■ **THE TASK**: Pick out every line that holds the string "name" and copy it.

■ **Excerpts from a figure dataset**:

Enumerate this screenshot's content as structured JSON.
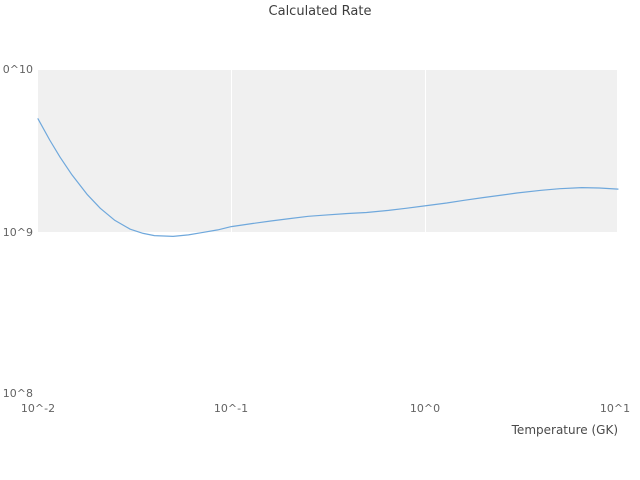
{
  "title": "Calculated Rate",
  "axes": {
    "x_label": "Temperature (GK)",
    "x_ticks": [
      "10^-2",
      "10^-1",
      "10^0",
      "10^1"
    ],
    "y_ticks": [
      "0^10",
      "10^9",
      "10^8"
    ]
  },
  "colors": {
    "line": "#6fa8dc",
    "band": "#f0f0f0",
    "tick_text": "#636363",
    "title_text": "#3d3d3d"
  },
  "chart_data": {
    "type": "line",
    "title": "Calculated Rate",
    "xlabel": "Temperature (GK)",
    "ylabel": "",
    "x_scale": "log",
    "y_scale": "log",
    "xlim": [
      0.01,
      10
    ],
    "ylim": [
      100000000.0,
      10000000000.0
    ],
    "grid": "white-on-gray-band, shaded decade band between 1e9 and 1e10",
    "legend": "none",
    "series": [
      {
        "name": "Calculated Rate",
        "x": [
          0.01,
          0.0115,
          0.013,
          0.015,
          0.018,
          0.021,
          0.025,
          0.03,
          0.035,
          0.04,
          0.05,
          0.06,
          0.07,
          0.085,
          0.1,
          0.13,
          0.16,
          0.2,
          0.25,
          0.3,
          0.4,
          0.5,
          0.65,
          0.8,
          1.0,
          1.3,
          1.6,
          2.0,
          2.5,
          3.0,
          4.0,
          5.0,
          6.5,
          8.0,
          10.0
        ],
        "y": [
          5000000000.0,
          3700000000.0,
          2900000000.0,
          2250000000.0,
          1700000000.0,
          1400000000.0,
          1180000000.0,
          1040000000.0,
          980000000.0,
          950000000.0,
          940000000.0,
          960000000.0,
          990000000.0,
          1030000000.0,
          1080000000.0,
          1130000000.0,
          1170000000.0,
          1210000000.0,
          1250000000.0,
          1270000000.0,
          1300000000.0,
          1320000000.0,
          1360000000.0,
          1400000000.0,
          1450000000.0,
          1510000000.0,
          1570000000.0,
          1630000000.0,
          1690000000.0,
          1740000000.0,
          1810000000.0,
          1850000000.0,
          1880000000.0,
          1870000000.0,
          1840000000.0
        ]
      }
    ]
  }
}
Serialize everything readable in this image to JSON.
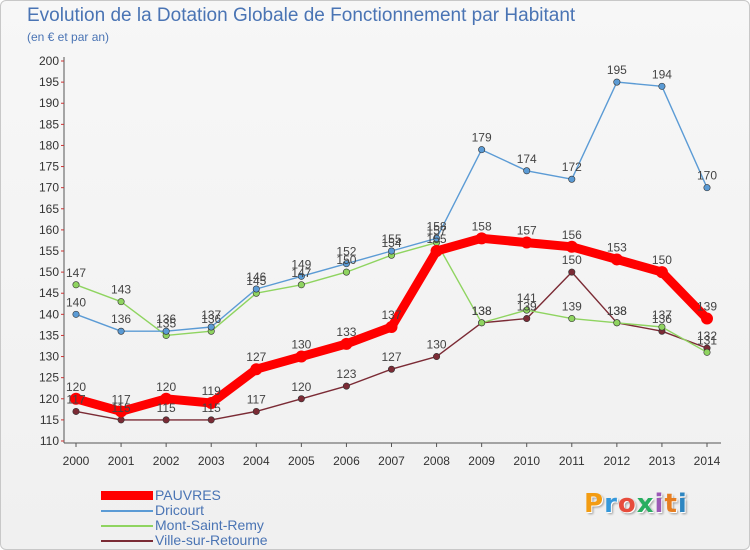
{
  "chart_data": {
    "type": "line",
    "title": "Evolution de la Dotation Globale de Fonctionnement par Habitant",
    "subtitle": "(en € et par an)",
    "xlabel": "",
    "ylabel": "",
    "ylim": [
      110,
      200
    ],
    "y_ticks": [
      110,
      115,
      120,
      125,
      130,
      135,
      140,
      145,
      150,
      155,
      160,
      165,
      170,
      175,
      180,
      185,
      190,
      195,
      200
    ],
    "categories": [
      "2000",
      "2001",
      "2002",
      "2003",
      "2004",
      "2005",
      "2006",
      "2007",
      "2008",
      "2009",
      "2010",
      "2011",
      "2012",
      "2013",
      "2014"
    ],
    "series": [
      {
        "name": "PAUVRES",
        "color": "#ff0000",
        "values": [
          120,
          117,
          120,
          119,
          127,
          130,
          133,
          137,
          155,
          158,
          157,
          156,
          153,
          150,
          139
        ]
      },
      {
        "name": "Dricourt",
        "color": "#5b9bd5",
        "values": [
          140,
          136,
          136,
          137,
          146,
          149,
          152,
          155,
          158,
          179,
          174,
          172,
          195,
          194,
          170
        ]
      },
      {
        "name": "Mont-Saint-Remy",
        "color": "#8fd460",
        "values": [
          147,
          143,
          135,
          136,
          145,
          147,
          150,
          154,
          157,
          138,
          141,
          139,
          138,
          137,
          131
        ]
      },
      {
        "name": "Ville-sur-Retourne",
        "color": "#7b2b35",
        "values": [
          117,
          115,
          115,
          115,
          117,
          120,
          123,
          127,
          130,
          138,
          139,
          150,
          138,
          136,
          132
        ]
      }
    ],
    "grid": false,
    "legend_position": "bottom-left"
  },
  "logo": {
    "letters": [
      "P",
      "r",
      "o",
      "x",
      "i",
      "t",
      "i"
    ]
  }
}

■ **TASK RESPONSE**:
        "name": "Calculated Rate",
        "name": "PAUVRES",
        "name": "Dricourt",
        "name": "Mont-Saint-Remy",
        "name": "Ville-sur-Retourne",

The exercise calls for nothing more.